Find the line that contains "Parse this screenshot: output". Then set down that line and all the lines after it, to the end of the records, exactly and with nothing added.

Figure record listings:
== == ==

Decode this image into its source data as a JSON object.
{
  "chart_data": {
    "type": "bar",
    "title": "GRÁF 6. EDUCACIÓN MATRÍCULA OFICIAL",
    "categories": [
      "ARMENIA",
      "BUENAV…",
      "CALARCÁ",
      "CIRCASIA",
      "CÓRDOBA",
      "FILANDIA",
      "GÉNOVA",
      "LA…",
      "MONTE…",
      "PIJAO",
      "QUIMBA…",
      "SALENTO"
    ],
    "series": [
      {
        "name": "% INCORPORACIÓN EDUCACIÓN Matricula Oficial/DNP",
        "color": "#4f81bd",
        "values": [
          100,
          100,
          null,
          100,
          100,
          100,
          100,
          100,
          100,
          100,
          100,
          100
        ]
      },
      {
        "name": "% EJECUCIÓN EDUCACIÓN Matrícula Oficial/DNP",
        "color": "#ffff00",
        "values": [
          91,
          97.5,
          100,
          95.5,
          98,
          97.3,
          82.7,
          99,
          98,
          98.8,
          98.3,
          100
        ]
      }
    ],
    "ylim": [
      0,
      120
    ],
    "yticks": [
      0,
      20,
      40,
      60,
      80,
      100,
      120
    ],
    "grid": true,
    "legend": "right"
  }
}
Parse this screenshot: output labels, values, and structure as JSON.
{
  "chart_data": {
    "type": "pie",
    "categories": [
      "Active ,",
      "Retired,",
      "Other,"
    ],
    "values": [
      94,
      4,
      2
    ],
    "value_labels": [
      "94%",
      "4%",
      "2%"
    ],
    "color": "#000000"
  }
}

== == ==

> **Solution below**
Parse this screenshot: output labels, values, and structure as JSON.
{
  "chart_data": {
    "type": "pie",
    "categories": [
      "Active ,",
      "Retired,",
      "Other,"
    ],
    "values": [
      94,
      4,
      2
    ],
    "value_labels": [
      "94%",
      "4%",
      "2%"
    ],
    "color": "#000000"
  }
}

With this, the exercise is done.